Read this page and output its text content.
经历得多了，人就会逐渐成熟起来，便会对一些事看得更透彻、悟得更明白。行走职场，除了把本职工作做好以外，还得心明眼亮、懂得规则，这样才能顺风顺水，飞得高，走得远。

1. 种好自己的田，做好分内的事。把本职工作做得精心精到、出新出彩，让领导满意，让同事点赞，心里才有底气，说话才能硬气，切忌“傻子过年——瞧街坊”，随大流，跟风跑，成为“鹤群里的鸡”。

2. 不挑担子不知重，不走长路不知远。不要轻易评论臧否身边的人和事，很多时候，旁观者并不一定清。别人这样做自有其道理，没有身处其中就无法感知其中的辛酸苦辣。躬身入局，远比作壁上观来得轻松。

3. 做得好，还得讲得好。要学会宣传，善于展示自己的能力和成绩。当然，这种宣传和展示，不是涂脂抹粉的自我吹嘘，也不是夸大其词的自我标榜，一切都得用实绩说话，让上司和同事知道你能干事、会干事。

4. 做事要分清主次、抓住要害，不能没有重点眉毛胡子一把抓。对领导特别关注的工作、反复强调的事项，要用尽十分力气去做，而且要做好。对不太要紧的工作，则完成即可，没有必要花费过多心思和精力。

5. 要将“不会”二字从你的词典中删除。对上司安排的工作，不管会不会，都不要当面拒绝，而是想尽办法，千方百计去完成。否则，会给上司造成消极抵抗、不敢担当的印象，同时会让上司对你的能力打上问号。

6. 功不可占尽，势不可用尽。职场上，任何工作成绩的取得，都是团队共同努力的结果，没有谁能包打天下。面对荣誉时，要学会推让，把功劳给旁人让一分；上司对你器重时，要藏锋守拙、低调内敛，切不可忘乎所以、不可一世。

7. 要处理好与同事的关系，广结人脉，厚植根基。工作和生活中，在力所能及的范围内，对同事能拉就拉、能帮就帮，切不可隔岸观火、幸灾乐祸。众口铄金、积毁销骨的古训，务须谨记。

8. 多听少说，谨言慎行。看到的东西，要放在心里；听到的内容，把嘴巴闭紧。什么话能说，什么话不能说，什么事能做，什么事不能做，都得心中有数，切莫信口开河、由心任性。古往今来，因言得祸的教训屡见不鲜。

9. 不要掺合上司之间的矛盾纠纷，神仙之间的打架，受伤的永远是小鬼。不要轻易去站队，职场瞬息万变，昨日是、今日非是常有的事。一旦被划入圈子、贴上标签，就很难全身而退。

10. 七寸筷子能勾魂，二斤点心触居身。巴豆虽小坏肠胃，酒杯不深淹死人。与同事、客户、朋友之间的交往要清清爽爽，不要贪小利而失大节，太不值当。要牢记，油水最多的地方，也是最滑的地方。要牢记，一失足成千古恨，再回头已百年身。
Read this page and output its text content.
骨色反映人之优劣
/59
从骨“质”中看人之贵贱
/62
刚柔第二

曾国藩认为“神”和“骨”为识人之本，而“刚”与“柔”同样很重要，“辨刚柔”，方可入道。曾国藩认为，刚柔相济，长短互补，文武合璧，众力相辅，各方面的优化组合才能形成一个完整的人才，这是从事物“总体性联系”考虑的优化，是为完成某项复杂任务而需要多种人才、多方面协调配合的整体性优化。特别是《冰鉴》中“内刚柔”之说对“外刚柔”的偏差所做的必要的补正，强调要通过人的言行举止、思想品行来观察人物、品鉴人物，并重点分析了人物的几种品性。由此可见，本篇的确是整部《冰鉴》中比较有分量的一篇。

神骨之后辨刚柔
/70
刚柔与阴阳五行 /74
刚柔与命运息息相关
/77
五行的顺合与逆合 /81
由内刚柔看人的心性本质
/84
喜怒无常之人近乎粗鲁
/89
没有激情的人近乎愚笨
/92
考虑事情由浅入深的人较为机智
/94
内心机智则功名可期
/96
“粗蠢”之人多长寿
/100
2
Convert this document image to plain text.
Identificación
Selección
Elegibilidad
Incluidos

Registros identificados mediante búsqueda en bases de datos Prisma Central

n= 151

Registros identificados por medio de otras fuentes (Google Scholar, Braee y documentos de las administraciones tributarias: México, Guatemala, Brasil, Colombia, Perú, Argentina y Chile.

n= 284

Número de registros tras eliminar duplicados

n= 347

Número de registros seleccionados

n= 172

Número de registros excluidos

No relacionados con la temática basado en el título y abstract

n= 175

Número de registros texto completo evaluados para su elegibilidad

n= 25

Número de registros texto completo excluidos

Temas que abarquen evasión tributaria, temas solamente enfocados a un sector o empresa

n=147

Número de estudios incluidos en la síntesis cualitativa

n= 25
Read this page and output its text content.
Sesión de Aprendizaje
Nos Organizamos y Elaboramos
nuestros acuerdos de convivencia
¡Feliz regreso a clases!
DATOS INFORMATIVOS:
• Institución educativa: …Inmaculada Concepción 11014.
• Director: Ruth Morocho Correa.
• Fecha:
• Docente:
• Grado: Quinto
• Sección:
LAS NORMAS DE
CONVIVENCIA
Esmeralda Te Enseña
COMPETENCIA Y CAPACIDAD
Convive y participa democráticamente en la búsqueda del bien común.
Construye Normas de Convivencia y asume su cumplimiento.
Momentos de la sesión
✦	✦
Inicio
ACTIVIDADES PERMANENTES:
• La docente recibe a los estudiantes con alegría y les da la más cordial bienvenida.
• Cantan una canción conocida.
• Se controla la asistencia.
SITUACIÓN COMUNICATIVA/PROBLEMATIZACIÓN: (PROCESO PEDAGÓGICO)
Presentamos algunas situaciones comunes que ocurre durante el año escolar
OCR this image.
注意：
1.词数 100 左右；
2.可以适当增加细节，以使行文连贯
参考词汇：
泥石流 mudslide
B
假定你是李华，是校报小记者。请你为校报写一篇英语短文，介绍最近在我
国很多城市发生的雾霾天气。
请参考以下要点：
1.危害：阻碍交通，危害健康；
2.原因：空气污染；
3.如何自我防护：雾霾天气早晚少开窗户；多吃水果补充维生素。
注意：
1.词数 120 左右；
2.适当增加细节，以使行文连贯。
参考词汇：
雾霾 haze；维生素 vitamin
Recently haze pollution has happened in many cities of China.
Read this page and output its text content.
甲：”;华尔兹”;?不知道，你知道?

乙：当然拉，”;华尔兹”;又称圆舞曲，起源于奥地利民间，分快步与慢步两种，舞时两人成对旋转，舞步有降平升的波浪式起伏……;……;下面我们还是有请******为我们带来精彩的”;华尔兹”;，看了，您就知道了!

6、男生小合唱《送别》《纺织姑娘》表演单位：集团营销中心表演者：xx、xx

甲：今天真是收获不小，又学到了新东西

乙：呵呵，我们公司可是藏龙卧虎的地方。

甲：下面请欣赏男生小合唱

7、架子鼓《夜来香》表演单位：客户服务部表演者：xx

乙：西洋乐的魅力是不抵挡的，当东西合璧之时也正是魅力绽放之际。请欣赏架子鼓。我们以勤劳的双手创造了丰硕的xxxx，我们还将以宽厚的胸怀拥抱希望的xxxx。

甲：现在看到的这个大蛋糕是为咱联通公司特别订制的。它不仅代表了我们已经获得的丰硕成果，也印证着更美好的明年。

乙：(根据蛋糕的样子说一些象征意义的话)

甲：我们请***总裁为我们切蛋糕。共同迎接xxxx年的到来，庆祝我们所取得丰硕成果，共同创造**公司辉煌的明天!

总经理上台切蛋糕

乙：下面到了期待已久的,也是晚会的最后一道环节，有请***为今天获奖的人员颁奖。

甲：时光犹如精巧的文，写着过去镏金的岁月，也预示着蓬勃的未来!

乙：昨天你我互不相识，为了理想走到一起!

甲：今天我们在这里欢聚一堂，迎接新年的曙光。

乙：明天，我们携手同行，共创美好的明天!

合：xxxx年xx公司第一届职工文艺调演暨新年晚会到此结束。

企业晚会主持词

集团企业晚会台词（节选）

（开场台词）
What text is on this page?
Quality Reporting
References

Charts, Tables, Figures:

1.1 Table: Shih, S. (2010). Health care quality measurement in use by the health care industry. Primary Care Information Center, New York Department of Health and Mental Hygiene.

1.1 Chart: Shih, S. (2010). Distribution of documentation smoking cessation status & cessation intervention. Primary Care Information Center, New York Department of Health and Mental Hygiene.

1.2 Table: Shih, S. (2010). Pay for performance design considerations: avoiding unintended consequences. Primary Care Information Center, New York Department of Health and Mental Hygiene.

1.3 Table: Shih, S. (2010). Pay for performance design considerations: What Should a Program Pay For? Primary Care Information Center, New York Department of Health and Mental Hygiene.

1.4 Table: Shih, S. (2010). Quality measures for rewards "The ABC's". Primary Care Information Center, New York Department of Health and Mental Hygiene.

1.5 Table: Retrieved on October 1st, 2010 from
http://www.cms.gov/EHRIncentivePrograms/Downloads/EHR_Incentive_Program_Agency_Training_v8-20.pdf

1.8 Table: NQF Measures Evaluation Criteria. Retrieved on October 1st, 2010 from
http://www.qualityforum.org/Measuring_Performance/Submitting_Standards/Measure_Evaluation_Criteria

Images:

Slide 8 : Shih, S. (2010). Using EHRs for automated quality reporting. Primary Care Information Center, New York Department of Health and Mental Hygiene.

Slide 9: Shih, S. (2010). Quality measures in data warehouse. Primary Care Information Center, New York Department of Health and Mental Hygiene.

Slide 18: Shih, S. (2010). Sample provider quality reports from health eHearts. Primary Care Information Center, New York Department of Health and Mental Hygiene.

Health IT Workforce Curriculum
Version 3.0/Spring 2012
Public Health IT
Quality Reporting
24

To do
From the records above, pull out each line that has "Número".

Correct answer
Número de registros tras eliminar duplicados
Número de registros seleccionados
Número de registros excluidos
Número de registros texto completo evaluados para su elegibilidad
Número de registros texto completo excluidos
Número de estudios incluidos en la síntesis cualitativa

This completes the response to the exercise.